=== EXERCISE OBJECTIVE ===
Images should be left out, and everything else in the listing reproduced exactly.

(Stored data entries)
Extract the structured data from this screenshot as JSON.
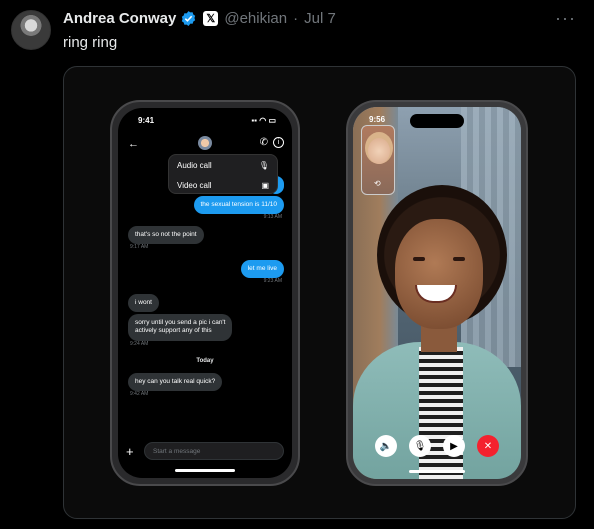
{
  "tweet": {
    "author_name": "Andrea Conway",
    "handle": "@ehikian",
    "separator": "·",
    "date": "Jul 7",
    "text": "ring ring",
    "more_label": "···",
    "x_badge": "𝕏",
    "colors": {
      "verified": "#1d9bf0",
      "background": "#000000",
      "muted": "#71767b"
    }
  },
  "phone_chat": {
    "time": "9:41",
    "menu": [
      {
        "label": "Audio call",
        "icon": "microphone-icon"
      },
      {
        "label": "Video call",
        "icon": "video-icon"
      }
    ],
    "messages": [
      {
        "text": "the sexual tension is 11/10",
        "side": "out",
        "time": "9:13 AM"
      },
      {
        "text": "that's so not the point",
        "side": "in",
        "time": "9:17 AM"
      },
      {
        "text": "let me live",
        "side": "out",
        "time": "9:23 AM"
      },
      {
        "text": "i wont",
        "side": "in",
        "time": ""
      },
      {
        "text": "sorry until you send a pic i can't\nactively support any of this",
        "side": "in",
        "time": "9:24 AM"
      },
      {
        "text": "hey can you talk real quick?",
        "side": "in",
        "time": "9:42 AM"
      }
    ],
    "today_label": "Today",
    "composer_placeholder": "Start a message",
    "plus_label": "+"
  },
  "phone_video": {
    "time": "9:56",
    "controls": [
      "speaker-icon",
      "microphone-icon",
      "camera-icon",
      "end-call-icon"
    ],
    "colors": {
      "end_call": "#f4212e"
    }
  }
}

=== FULL ANSWER ===
Extract the structured data from this screenshot as JSON.
{
  "tweet": {
    "author_name": "Andrea Conway",
    "handle": "@ehikian",
    "separator": "·",
    "date": "Jul 7",
    "text": "ring ring",
    "more_label": "···",
    "x_badge": "𝕏",
    "colors": {
      "verified": "#1d9bf0",
      "background": "#000000",
      "muted": "#71767b"
    }
  },
  "phone_chat": {
    "time": "9:41",
    "menu": [
      {
        "label": "Audio call",
        "icon": "microphone-icon"
      },
      {
        "label": "Video call",
        "icon": "video-icon"
      }
    ],
    "messages": [
      {
        "text": "the sexual tension is 11/10",
        "side": "out",
        "time": "9:13 AM"
      },
      {
        "text": "that's so not the point",
        "side": "in",
        "time": "9:17 AM"
      },
      {
        "text": "let me live",
        "side": "out",
        "time": "9:23 AM"
      },
      {
        "text": "i wont",
        "side": "in",
        "time": ""
      },
      {
        "text": "sorry until you send a pic i can't\nactively support any of this",
        "side": "in",
        "time": "9:24 AM"
      },
      {
        "text": "hey can you talk real quick?",
        "side": "in",
        "time": "9:42 AM"
      }
    ],
    "today_label": "Today",
    "composer_placeholder": "Start a message",
    "plus_label": "+"
  },
  "phone_video": {
    "time": "9:56",
    "controls": [
      "speaker-icon",
      "microphone-icon",
      "camera-icon",
      "end-call-icon"
    ],
    "colors": {
      "end_call": "#f4212e"
    }
  }
}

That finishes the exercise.